> **TASK**:
Render the lines below as a numbered list, leaving out blank lines and any pictures.

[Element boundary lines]
══════════════════════════════

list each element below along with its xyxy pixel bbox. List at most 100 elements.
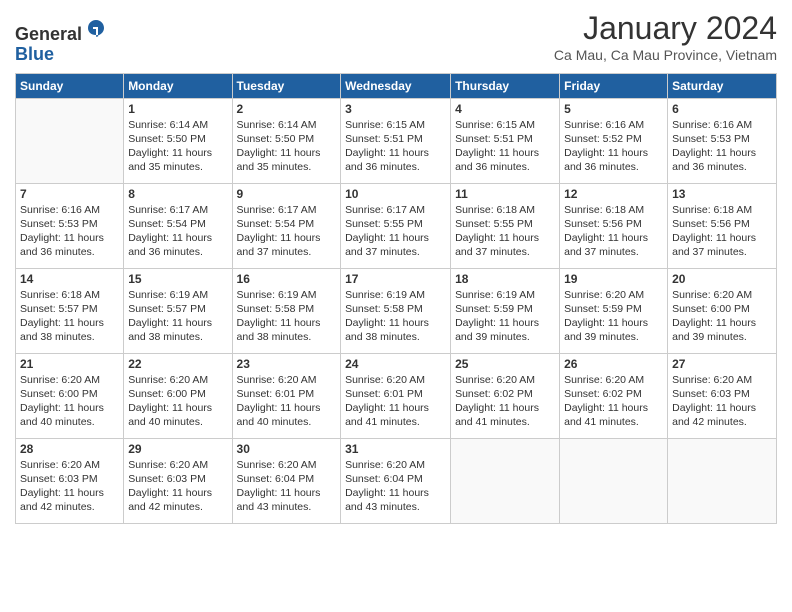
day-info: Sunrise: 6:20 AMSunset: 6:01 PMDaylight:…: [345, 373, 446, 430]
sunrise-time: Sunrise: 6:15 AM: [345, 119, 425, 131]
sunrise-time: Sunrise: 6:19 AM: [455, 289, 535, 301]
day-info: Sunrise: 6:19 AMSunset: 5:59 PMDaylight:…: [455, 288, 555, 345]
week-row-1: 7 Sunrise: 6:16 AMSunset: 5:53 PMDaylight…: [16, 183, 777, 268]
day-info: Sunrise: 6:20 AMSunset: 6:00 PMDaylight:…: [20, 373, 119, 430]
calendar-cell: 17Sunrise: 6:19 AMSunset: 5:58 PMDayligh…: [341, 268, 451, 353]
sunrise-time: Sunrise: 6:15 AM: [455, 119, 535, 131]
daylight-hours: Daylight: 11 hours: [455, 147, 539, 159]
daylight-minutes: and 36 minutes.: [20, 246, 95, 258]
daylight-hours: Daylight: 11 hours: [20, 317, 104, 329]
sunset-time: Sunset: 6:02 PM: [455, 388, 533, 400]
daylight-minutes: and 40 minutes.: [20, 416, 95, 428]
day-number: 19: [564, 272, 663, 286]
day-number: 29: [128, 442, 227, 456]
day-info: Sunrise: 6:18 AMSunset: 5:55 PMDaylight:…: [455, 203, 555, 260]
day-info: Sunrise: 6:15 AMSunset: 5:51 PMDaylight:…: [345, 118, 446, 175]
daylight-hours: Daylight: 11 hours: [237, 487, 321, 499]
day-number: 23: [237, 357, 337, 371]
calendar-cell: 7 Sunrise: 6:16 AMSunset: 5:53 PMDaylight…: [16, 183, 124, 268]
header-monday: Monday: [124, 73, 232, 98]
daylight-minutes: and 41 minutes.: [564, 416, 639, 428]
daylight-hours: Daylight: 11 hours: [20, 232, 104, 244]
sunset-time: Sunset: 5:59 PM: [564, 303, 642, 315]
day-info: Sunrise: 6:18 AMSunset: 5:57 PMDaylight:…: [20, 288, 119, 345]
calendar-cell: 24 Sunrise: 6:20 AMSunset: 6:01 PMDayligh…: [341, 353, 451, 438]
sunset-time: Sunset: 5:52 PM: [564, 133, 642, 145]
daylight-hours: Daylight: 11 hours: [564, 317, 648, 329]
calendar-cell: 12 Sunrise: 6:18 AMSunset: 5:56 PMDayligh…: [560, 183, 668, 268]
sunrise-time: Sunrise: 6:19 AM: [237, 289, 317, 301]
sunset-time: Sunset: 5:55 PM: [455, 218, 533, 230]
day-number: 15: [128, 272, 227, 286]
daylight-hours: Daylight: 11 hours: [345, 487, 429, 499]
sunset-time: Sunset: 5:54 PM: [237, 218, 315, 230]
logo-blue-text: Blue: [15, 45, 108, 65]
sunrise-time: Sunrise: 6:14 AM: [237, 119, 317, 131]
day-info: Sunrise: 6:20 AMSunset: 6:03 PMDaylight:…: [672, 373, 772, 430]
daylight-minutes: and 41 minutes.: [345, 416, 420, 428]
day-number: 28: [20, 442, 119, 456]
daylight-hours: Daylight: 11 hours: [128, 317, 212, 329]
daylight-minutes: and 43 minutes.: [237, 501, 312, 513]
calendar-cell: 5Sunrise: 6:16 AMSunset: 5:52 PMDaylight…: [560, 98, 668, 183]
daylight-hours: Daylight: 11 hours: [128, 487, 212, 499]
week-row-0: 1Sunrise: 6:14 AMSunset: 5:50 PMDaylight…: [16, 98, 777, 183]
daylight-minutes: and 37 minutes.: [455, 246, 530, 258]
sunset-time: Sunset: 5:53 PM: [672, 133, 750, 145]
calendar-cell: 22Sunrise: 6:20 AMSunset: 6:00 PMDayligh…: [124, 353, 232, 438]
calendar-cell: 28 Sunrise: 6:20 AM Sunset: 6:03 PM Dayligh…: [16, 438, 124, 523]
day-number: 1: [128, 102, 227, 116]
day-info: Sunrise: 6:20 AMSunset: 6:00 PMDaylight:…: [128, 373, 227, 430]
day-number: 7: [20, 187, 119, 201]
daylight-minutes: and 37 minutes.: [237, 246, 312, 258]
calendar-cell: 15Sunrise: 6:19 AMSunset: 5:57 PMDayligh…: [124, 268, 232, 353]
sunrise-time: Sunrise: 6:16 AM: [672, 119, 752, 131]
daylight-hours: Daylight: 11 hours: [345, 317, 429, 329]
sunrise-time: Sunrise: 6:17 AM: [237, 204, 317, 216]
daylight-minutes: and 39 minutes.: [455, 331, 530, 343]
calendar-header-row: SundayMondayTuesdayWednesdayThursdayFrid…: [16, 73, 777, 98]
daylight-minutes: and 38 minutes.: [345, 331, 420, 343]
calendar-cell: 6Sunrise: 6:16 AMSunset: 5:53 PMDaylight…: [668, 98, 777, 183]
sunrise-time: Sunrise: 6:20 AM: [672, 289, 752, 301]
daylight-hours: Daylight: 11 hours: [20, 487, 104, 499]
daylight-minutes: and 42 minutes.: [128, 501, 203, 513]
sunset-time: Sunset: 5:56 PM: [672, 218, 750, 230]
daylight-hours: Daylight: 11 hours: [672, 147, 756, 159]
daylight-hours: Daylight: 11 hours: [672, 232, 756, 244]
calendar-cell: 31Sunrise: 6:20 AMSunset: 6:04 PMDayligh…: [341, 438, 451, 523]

══════════════════════════════

> **EXERCISE ANSWER**:
1. list each element below along with its xyxy pixel bbox. List at most 100 elements.
2. day-info: Sunrise: 6:20 AMSunset: 6:01 PMDaylight:…: [345, 373, 446, 430]
3. sunrise-time: Sunrise: 6:15 AM: [345, 119, 425, 131]
4. sunrise-time: Sunrise: 6:19 AM: [455, 289, 535, 301]
5. day-info: Sunrise: 6:19 AMSunset: 5:59 PMDaylight:…: [455, 288, 555, 345]
6. week-row-1: 7 Sunrise: 6:16 AMSunset: 5:53 PMDaylight…: [16, 183, 777, 268]
7. day-info: Sunrise: 6:20 AMSunset: 6:00 PMDaylight:…: [20, 373, 119, 430]
8. calendar-cell: 17Sunrise: 6:19 AMSunset: 5:58 PMDayligh…: [341, 268, 451, 353]
9. sunrise-time: Sunrise: 6:15 AM: [455, 119, 535, 131]
10. daylight-hours: Daylight: 11 hours: [455, 147, 539, 159]
11. daylight-minutes: and 36 minutes.: [20, 246, 95, 258]
12. daylight-hours: Daylight: 11 hours: [20, 317, 104, 329]
13. sunset-time: Sunset: 6:02 PM: [455, 388, 533, 400]
14. daylight-minutes: and 40 minutes.: [20, 416, 95, 428]
15. day-number: 19: [564, 272, 663, 286]
16. day-number: 29: [128, 442, 227, 456]
17. day-info: Sunrise: 6:18 AMSunset: 5:55 PMDaylight:…: [455, 203, 555, 260]
18. day-info: Sunrise: 6:15 AMSunset: 5:51 PMDaylight:…: [345, 118, 446, 175]
19. daylight-hours: Daylight: 11 hours: [237, 487, 321, 499]
20. day-number: 23: [237, 357, 337, 371]
21. calendar-cell: 7 Sunrise: 6:16 AMSunset: 5:53 PMDaylight…: [16, 183, 124, 268]
22. header-monday: Monday: [124, 73, 232, 98]
23. daylight-minutes: and 41 minutes.: [564, 416, 639, 428]
24. daylight-hours: Daylight: 11 hours: [20, 232, 104, 244]
25. sunset-time: Sunset: 5:59 PM: [564, 303, 642, 315]
26. day-info: Sunrise: 6:18 AMSunset: 5:57 PMDaylight:…: [20, 288, 119, 345]
27. calendar-cell: 24 Sunrise: 6:20 AMSunset: 6:01 PMDayligh…: [341, 353, 451, 438]
28. sunset-time: Sunset: 5:52 PM: [564, 133, 642, 145]
29. daylight-hours: Daylight: 11 hours: [564, 317, 648, 329]
30. calendar-cell: 12 Sunrise: 6:18 AMSunset: 5:56 PMDayligh…: [560, 183, 668, 268]
31. sunrise-time: Sunrise: 6:19 AM: [237, 289, 317, 301]
32. sunset-time: Sunset: 5:55 PM: [455, 218, 533, 230]
33. day-number: 15: [128, 272, 227, 286]
34. daylight-hours: Daylight: 11 hours: [345, 487, 429, 499]
35. sunset-time: Sunset: 5:54 PM: [237, 218, 315, 230]
36. logo-blue-text: Blue: [15, 45, 108, 65]
37. sunrise-time: Sunrise: 6:14 AM: [237, 119, 317, 131]
38. day-info: Sunrise: 6:20 AMSunset: 6:03 PMDaylight:…: [672, 373, 772, 430]
39. daylight-minutes: and 41 minutes.: [345, 416, 420, 428]
40. day-number: 28: [20, 442, 119, 456]
41. daylight-hours: Daylight: 11 hours: [128, 317, 212, 329]
42. daylight-minutes: and 43 minutes.: [237, 501, 312, 513]
43. calendar-cell: 5Sunrise: 6:16 AMSunset: 5:52 PMDaylight…: [560, 98, 668, 183]
44. daylight-hours: Daylight: 11 hours: [128, 487, 212, 499]
45. week-row-0: 1Sunrise: 6:14 AMSunset: 5:50 PMDaylight…: [16, 98, 777, 183]
46. daylight-minutes: and 37 minutes.: [455, 246, 530, 258]
47. sunset-time: Sunset: 5:53 PM: [672, 133, 750, 145]
48. calendar-cell: 22Sunrise: 6:20 AMSunset: 6:00 PMDayligh…: [124, 353, 232, 438]
49. calendar-cell: 28 Sunrise: 6:20 AM Sunset: 6:03 PM Dayligh…: [16, 438, 124, 523]
50. day-number: 1: [128, 102, 227, 116]
51. day-info: Sunrise: 6:20 AMSunset: 6:00 PMDaylight:…: [128, 373, 227, 430]
52. day-number: 7: [20, 187, 119, 201]
53. daylight-minutes: and 37 minutes.: [237, 246, 312, 258]
54. calendar-cell: 15Sunrise: 6:19 AMSunset: 5:57 PMDayligh…: [124, 268, 232, 353]
55. sunrise-time: Sunrise: 6:16 AM: [672, 119, 752, 131]
56. daylight-hours: Daylight: 11 hours: [345, 317, 429, 329]
57. sunrise-time: Sunrise: 6:17 AM: [237, 204, 317, 216]
58. daylight-minutes: and 39 minutes.: [455, 331, 530, 343]
59. calendar-header-row: SundayMondayTuesdayWednesdayThursdayFrid…: [16, 73, 777, 98]
60. daylight-minutes: and 38 minutes.: [345, 331, 420, 343]
61. calendar-cell: 6Sunrise: 6:16 AMSunset: 5:53 PMDaylight…: [668, 98, 777, 183]
62. sunrise-time: Sunrise: 6:20 AM: [672, 289, 752, 301]
63. daylight-hours: Daylight: 11 hours: [20, 487, 104, 499]
64. daylight-minutes: and 42 minutes.: [128, 501, 203, 513]
65. sunset-time: Sunset: 5:56 PM: [672, 218, 750, 230]
66. daylight-hours: Daylight: 11 hours: [672, 147, 756, 159]
67. daylight-hours: Daylight: 11 hours: [672, 232, 756, 244]
68. calendar-cell: 31Sunrise: 6:20 AMSunset: 6:04 PMDayligh…: [341, 438, 451, 523]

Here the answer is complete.